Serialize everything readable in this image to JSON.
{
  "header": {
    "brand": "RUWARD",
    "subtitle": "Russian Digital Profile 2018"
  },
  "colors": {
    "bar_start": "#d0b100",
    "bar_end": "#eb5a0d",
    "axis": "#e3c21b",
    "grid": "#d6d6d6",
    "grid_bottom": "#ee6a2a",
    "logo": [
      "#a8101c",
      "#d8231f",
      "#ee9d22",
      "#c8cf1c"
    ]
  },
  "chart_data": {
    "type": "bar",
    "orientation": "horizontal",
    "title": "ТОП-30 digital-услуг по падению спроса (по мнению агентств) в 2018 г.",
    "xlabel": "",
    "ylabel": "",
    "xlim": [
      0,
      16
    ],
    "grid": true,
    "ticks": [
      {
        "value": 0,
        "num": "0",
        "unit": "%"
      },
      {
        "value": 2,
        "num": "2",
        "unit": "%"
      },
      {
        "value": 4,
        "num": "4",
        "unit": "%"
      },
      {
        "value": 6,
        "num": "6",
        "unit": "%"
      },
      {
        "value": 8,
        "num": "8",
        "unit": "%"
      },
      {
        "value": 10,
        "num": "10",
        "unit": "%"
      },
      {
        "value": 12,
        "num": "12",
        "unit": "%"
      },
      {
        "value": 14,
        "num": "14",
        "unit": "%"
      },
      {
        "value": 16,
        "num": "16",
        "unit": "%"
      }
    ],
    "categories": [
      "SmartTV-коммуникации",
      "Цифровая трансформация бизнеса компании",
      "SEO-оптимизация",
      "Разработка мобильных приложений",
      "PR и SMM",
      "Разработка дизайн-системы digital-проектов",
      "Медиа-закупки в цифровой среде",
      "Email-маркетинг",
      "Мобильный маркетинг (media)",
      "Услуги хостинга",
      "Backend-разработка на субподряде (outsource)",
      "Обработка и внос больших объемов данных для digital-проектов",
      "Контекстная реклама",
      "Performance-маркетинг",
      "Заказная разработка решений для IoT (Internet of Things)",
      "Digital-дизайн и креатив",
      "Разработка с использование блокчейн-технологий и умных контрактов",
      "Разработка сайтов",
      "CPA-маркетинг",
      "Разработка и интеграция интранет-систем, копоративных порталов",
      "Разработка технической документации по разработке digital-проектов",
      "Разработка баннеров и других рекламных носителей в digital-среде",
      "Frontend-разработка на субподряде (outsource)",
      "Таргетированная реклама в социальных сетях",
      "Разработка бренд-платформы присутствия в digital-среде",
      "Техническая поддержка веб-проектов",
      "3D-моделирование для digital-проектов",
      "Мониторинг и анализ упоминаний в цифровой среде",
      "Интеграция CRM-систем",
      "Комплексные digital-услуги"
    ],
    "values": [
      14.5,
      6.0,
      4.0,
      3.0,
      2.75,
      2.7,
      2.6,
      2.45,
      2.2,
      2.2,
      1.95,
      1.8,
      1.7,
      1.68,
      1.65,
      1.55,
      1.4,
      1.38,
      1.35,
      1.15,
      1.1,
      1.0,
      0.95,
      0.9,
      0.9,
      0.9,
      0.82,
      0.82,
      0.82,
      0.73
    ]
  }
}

------

Copy all of the data exactly.

Problem solution:
Serialize everything readable in this image to JSON.
{
  "header": {
    "brand": "RUWARD",
    "subtitle": "Russian Digital Profile 2018"
  },
  "colors": {
    "bar_start": "#d0b100",
    "bar_end": "#eb5a0d",
    "axis": "#e3c21b",
    "grid": "#d6d6d6",
    "grid_bottom": "#ee6a2a",
    "logo": [
      "#a8101c",
      "#d8231f",
      "#ee9d22",
      "#c8cf1c"
    ]
  },
  "chart_data": {
    "type": "bar",
    "orientation": "horizontal",
    "title": "ТОП-30 digital-услуг по падению спроса (по мнению агентств) в 2018 г.",
    "xlabel": "",
    "ylabel": "",
    "xlim": [
      0,
      16
    ],
    "grid": true,
    "ticks": [
      {
        "value": 0,
        "num": "0",
        "unit": "%"
      },
      {
        "value": 2,
        "num": "2",
        "unit": "%"
      },
      {
        "value": 4,
        "num": "4",
        "unit": "%"
      },
      {
        "value": 6,
        "num": "6",
        "unit": "%"
      },
      {
        "value": 8,
        "num": "8",
        "unit": "%"
      },
      {
        "value": 10,
        "num": "10",
        "unit": "%"
      },
      {
        "value": 12,
        "num": "12",
        "unit": "%"
      },
      {
        "value": 14,
        "num": "14",
        "unit": "%"
      },
      {
        "value": 16,
        "num": "16",
        "unit": "%"
      }
    ],
    "categories": [
      "SmartTV-коммуникации",
      "Цифровая трансформация бизнеса компании",
      "SEO-оптимизация",
      "Разработка мобильных приложений",
      "PR и SMM",
      "Разработка дизайн-системы digital-проектов",
      "Медиа-закупки в цифровой среде",
      "Email-маркетинг",
      "Мобильный маркетинг (media)",
      "Услуги хостинга",
      "Backend-разработка на субподряде (outsource)",
      "Обработка и внос больших объемов данных для digital-проектов",
      "Контекстная реклама",
      "Performance-маркетинг",
      "Заказная разработка решений для IoT (Internet of Things)",
      "Digital-дизайн и креатив",
      "Разработка с использование блокчейн-технологий и умных контрактов",
      "Разработка сайтов",
      "CPA-маркетинг",
      "Разработка и интеграция интранет-систем, копоративных порталов",
      "Разработка технической документации по разработке digital-проектов",
      "Разработка баннеров и других рекламных носителей в digital-среде",
      "Frontend-разработка на субподряде (outsource)",
      "Таргетированная реклама в социальных сетях",
      "Разработка бренд-платформы присутствия в digital-среде",
      "Техническая поддержка веб-проектов",
      "3D-моделирование для digital-проектов",
      "Мониторинг и анализ упоминаний в цифровой среде",
      "Интеграция CRM-систем",
      "Комплексные digital-услуги"
    ],
    "values": [
      14.5,
      6.0,
      4.0,
      3.0,
      2.75,
      2.7,
      2.6,
      2.45,
      2.2,
      2.2,
      1.95,
      1.8,
      1.7,
      1.68,
      1.65,
      1.55,
      1.4,
      1.38,
      1.35,
      1.15,
      1.1,
      1.0,
      0.95,
      0.9,
      0.9,
      0.9,
      0.82,
      0.82,
      0.82,
      0.73
    ]
  }
}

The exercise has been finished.